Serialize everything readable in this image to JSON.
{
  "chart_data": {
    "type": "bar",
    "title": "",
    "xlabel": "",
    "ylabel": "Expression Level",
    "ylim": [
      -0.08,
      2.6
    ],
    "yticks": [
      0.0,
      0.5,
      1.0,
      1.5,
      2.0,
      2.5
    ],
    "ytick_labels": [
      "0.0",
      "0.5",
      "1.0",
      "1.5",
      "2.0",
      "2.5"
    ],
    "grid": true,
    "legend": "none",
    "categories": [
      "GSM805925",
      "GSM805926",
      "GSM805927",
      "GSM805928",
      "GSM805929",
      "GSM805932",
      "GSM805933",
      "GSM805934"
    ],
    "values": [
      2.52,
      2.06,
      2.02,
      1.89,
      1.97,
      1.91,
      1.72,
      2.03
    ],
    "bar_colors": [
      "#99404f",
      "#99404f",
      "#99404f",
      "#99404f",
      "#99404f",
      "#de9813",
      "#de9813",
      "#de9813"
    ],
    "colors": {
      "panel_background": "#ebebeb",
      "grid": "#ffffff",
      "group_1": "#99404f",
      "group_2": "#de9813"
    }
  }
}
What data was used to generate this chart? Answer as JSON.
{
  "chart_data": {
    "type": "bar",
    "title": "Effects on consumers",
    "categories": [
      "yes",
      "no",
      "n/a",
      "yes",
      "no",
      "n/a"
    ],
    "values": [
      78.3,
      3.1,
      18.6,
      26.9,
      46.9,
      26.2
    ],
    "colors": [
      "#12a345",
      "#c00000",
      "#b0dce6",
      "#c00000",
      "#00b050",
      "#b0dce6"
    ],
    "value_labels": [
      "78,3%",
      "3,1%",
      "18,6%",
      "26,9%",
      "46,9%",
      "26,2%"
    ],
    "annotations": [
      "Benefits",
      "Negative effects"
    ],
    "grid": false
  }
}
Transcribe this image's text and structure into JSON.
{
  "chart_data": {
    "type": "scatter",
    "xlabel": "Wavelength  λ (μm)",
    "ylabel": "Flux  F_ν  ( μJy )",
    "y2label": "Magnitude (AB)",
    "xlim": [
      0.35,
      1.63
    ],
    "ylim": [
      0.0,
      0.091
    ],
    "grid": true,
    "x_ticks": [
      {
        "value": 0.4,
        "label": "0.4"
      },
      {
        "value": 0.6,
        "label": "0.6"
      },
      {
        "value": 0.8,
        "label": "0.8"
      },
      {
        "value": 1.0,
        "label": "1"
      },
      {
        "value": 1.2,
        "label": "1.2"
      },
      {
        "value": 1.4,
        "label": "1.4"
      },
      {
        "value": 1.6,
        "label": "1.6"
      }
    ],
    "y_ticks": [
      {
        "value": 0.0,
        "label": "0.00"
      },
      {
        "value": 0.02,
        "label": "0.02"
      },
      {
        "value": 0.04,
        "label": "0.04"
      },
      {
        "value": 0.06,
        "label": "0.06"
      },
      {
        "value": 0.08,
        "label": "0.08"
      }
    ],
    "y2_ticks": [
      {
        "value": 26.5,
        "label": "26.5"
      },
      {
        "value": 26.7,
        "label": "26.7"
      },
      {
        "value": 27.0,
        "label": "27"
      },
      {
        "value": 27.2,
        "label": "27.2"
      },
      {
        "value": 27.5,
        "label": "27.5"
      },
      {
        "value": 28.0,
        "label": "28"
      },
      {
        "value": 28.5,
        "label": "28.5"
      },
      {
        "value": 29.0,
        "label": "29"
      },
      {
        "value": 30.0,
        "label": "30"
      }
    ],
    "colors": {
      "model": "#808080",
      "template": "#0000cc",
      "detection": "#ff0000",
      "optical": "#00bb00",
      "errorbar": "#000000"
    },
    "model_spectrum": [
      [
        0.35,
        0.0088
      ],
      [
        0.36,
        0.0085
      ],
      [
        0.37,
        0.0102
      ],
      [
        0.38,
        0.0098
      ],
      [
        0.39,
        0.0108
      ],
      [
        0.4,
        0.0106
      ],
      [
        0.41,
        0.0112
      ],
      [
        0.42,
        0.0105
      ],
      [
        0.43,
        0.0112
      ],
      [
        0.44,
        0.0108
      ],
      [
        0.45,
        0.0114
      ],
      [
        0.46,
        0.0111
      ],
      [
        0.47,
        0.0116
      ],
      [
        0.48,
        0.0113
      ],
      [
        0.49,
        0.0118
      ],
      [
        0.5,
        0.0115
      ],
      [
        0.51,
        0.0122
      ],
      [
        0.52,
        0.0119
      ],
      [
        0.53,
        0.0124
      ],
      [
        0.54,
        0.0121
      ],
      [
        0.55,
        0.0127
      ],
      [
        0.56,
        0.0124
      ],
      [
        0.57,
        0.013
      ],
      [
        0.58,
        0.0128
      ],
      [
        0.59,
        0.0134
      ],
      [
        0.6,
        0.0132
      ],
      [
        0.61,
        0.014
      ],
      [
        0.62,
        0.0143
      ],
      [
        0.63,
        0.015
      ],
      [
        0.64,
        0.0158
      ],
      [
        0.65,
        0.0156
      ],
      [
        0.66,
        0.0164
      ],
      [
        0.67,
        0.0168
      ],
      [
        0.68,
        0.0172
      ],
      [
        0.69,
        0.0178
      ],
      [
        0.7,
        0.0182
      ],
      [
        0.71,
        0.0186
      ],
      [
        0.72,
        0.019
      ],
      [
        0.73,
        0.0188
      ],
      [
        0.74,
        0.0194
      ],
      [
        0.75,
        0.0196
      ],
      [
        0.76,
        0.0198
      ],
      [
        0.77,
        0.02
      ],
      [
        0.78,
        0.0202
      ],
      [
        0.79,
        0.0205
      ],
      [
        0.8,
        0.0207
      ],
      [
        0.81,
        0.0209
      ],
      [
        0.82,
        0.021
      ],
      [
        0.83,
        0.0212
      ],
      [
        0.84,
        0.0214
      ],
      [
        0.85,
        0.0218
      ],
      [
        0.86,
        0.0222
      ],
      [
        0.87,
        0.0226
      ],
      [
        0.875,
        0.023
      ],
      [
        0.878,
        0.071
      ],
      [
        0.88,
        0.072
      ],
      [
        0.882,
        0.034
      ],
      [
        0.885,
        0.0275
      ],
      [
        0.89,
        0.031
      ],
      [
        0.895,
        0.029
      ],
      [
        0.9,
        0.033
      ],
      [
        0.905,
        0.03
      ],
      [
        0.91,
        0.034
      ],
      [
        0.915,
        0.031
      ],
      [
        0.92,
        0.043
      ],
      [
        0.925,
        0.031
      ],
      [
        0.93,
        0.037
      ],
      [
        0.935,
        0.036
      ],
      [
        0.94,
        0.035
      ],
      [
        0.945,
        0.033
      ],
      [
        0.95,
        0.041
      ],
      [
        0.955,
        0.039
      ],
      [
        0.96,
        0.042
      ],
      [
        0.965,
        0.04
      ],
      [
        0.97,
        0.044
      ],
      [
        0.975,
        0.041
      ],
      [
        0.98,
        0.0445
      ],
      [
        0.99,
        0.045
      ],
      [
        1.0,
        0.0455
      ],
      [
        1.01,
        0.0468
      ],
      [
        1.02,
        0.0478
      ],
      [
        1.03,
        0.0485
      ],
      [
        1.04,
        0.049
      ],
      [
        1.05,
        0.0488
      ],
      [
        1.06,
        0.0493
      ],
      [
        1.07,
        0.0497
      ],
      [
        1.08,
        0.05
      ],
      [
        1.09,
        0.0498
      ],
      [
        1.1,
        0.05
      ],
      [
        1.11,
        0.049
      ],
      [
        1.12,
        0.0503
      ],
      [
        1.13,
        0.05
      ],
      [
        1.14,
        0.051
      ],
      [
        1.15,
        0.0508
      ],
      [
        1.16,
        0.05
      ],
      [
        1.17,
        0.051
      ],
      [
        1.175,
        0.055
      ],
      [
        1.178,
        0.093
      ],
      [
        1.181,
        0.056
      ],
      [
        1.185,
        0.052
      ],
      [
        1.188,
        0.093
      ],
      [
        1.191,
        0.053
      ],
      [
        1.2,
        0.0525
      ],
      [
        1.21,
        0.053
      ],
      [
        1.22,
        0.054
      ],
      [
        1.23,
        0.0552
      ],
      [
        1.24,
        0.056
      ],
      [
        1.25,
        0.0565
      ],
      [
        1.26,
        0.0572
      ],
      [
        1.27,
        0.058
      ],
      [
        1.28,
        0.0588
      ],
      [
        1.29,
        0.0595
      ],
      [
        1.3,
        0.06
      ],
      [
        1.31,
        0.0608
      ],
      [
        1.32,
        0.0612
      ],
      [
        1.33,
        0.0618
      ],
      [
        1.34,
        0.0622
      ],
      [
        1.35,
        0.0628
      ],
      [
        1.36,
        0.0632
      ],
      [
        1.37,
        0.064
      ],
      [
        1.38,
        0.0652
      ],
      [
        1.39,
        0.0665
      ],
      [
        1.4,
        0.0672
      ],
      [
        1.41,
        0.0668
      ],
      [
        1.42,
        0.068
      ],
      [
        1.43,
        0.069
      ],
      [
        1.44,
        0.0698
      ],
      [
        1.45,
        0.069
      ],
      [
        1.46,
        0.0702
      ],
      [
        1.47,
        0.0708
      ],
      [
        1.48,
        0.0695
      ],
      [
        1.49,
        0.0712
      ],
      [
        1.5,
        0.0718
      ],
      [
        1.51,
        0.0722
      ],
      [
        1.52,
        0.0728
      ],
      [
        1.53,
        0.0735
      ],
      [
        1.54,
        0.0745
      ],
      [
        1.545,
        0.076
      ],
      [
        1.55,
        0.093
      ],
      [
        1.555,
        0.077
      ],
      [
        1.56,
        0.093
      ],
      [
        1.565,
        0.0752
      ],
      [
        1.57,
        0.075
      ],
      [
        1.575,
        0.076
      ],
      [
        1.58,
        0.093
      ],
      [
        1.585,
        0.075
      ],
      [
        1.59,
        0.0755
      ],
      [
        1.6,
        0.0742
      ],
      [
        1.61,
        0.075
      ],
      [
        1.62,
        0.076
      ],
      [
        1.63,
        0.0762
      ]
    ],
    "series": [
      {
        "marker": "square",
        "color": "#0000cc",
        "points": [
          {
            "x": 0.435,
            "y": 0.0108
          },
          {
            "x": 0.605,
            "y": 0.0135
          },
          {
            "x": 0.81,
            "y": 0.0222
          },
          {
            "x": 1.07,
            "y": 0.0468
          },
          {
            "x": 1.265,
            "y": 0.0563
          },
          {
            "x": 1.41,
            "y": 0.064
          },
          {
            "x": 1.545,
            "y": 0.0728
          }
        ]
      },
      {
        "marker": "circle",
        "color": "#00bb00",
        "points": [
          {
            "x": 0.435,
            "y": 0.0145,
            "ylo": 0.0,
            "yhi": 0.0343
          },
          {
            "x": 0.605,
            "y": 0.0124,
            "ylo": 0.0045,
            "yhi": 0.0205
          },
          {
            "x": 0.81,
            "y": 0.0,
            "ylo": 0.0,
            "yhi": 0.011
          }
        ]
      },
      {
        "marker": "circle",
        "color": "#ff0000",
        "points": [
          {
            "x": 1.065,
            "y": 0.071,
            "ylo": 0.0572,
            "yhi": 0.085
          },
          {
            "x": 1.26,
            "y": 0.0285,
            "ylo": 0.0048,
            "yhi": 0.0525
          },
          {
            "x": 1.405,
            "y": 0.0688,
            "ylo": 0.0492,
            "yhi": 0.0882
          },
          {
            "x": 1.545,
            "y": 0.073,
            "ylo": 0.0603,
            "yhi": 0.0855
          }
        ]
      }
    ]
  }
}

★ ★ ★ ★ ★ ★ ★

> _Work to complete_
Look for the word "JSON" and return every line where it occurs.

> _Complete answer_
Serialize everything readable in this image to JSON.
What data was used to generate this chart? Answer as JSON.
Transcribe this image's text and structure into JSON.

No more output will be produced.